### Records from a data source
— Start —
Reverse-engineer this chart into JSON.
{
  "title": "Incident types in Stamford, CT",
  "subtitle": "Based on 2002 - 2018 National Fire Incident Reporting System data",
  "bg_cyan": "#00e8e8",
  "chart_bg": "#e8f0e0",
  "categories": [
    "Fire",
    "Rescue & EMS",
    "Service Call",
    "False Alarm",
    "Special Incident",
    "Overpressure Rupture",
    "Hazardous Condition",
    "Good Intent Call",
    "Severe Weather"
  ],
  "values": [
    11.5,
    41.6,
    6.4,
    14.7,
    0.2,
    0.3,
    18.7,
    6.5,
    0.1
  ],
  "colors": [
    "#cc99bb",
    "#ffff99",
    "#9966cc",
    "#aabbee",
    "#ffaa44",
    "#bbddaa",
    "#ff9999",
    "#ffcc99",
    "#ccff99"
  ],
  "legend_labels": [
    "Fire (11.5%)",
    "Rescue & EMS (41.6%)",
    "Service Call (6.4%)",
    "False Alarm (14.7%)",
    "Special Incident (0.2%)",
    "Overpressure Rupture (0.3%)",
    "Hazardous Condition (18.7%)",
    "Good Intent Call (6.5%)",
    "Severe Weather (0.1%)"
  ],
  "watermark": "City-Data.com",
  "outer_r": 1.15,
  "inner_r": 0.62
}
— End —
### Your task
Print out every entry, keeping each one exact.

### Full output
Reverse-engineer this chart into JSON.
{
  "title": "Incident types in Stamford, CT",
  "subtitle": "Based on 2002 - 2018 National Fire Incident Reporting System data",
  "bg_cyan": "#00e8e8",
  "chart_bg": "#e8f0e0",
  "categories": [
    "Fire",
    "Rescue & EMS",
    "Service Call",
    "False Alarm",
    "Special Incident",
    "Overpressure Rupture",
    "Hazardous Condition",
    "Good Intent Call",
    "Severe Weather"
  ],
  "values": [
    11.5,
    41.6,
    6.4,
    14.7,
    0.2,
    0.3,
    18.7,
    6.5,
    0.1
  ],
  "colors": [
    "#cc99bb",
    "#ffff99",
    "#9966cc",
    "#aabbee",
    "#ffaa44",
    "#bbddaa",
    "#ff9999",
    "#ffcc99",
    "#ccff99"
  ],
  "legend_labels": [
    "Fire (11.5%)",
    "Rescue & EMS (41.6%)",
    "Service Call (6.4%)",
    "False Alarm (14.7%)",
    "Special Incident (0.2%)",
    "Overpressure Rupture (0.3%)",
    "Hazardous Condition (18.7%)",
    "Good Intent Call (6.5%)",
    "Severe Weather (0.1%)"
  ],
  "watermark": "City-Data.com",
  "outer_r": 1.15,
  "inner_r": 0.62
}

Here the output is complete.